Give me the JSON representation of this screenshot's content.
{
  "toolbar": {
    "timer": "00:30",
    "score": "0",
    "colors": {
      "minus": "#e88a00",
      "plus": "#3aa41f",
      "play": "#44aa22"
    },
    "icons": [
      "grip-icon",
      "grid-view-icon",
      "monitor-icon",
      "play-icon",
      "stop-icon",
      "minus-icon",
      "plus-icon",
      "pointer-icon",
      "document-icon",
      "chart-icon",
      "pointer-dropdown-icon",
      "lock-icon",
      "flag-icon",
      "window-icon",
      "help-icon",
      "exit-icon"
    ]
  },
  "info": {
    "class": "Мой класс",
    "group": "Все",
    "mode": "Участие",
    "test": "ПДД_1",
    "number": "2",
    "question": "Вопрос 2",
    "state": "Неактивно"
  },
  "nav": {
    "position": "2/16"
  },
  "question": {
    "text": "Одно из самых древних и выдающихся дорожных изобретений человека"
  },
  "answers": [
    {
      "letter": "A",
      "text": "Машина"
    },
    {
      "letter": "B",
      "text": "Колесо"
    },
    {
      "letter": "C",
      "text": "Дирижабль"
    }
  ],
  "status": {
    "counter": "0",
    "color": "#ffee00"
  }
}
_ _ _ _ _ _ _
• INSTRUCTIONS TO FOLLOW: Please return the data above exactly as given.

• SOLUTION FOR THIS EXERCISE:
Give me the JSON representation of this screenshot's content.
{
  "toolbar": {
    "timer": "00:30",
    "score": "0",
    "colors": {
      "minus": "#e88a00",
      "plus": "#3aa41f",
      "play": "#44aa22"
    },
    "icons": [
      "grip-icon",
      "grid-view-icon",
      "monitor-icon",
      "play-icon",
      "stop-icon",
      "minus-icon",
      "plus-icon",
      "pointer-icon",
      "document-icon",
      "chart-icon",
      "pointer-dropdown-icon",
      "lock-icon",
      "flag-icon",
      "window-icon",
      "help-icon",
      "exit-icon"
    ]
  },
  "info": {
    "class": "Мой класс",
    "group": "Все",
    "mode": "Участие",
    "test": "ПДД_1",
    "number": "2",
    "question": "Вопрос 2",
    "state": "Неактивно"
  },
  "nav": {
    "position": "2/16"
  },
  "question": {
    "text": "Одно из самых древних и выдающихся дорожных изобретений человека"
  },
  "answers": [
    {
      "letter": "A",
      "text": "Машина"
    },
    {
      "letter": "B",
      "text": "Колесо"
    },
    {
      "letter": "C",
      "text": "Дирижабль"
    }
  ],
  "status": {
    "counter": "0",
    "color": "#ffee00"
  }
}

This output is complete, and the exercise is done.